▶ Information supplied:
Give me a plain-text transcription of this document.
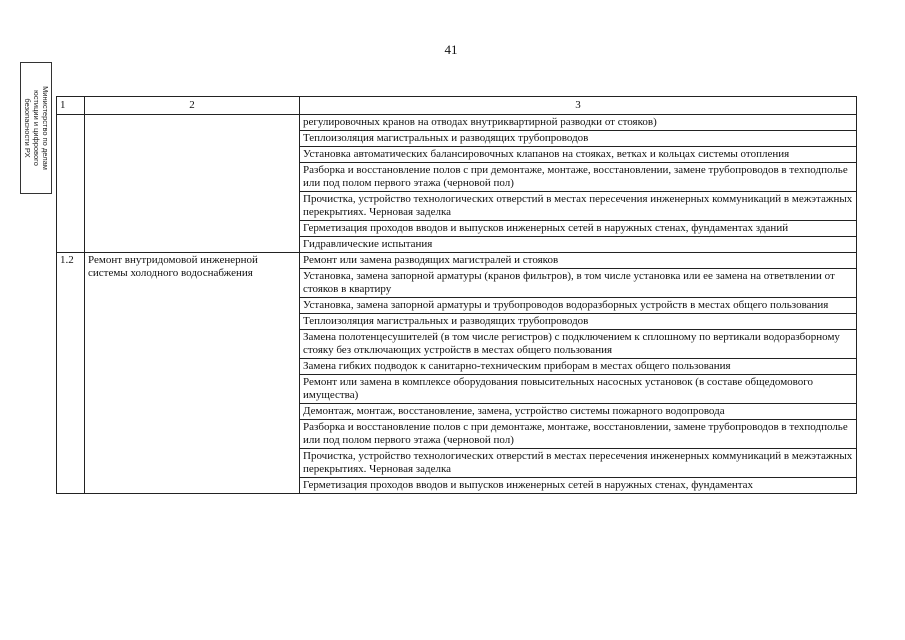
41
Министерство по делам
юстиции и цифрового
безопасности РХ	1	2	3
		регулировочных кранов на отводах внутриквартирной разводки от стояков)
		Теплоизоляция магистральных и разводящих трубопроводов
		Установка автоматических балансировочных клапанов на стояках, ветках и кольцах системы отопления
		Разборка и восстановление полов с при демонтаже, монтаже, восстановлении, замене трубопроводов в техподполье или под полом первого этажа (черновой пол)
		Прочистка, устройство технологических отверстий в местах пересечения инженерных коммуникаций в межэтажных перекрытиях. Черновая заделка
		Герметизация проходов вводов и выпусков инженерных сетей в наружных стенах, фундаментах зданий
		Гидравлические испытания
1.2	Ремонт внутридомовой инженерной системы холодного водоснабжения	Ремонт или замена разводящих магистралей и стояков
		Установка, замена запорной арматуры (кранов фильтров), в том числе установка или ее замена на ответвлении от стояков в квартиру
		Установка, замена запорной арматуры и трубопроводов водоразборных устройств в местах общего пользования
		Теплоизоляция магистральных и разводящих трубопроводов
		Замена полотенцесушителей (в том числе регистров) с подключением к сплошному по вертикали водоразборному стояку без отключающих устройств в местах общего пользования
		Замена гибких подводок к санитарно-техническим приборам в местах общего пользования
		Ремонт или замена в комплексе оборудования повысительных насосных установок (в составе общедомового имущества)
		Демонтаж, монтаж, восстановление, замена, устройство системы пожарного водопровода
		Разборка и восстановление полов с при демонтаже, монтаже, восстановлении, замене трубопроводов в техподполье или под полом первого этажа (черновой пол)
		Прочистка, устройство технологических отверстий в местах пересечения инженерных коммуникаций в межэтажных перекрытиях. Черновая заделка
		Герметизация проходов вводов и выпусков инженерных сетей в наружных стенах, фундаментах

▶ Your goal: Print all of the entries word for word. Skip any images they contain.

▶ Response to the task:
Give me a plain-text transcription of this document.
41
Министерство по делам
юстиции и цифрового
безопасности РХ	1	2	3
		регулировочных кранов на отводах внутриквартирной разводки от стояков)
		Теплоизоляция магистральных и разводящих трубопроводов
		Установка автоматических балансировочных клапанов на стояках, ветках и кольцах системы отопления
		Разборка и восстановление полов с при демонтаже, монтаже, восстановлении, замене трубопроводов в техподполье или под полом первого этажа (черновой пол)
		Прочистка, устройство технологических отверстий в местах пересечения инженерных коммуникаций в межэтажных перекрытиях. Черновая заделка
		Герметизация проходов вводов и выпусков инженерных сетей в наружных стенах, фундаментах зданий
		Гидравлические испытания
1.2	Ремонт внутридомовой инженерной системы холодного водоснабжения	Ремонт или замена разводящих магистралей и стояков
		Установка, замена запорной арматуры (кранов фильтров), в том числе установка или ее замена на ответвлении от стояков в квартиру
		Установка, замена запорной арматуры и трубопроводов водоразборных устройств в местах общего пользования
		Теплоизоляция магистральных и разводящих трубопроводов
		Замена полотенцесушителей (в том числе регистров) с подключением к сплошному по вертикали водоразборному стояку без отключающих устройств в местах общего пользования
		Замена гибких подводок к санитарно-техническим приборам в местах общего пользования
		Ремонт или замена в комплексе оборудования повысительных насосных установок (в составе общедомового имущества)
		Демонтаж, монтаж, восстановление, замена, устройство системы пожарного водопровода
		Разборка и восстановление полов с при демонтаже, монтаже, восстановлении, замене трубопроводов в техподполье или под полом первого этажа (черновой пол)
		Прочистка, устройство технологических отверстий в местах пересечения инженерных коммуникаций в межэтажных перекрытиях. Черновая заделка
		Герметизация проходов вводов и выпусков инженерных сетей в наружных стенах, фундаментах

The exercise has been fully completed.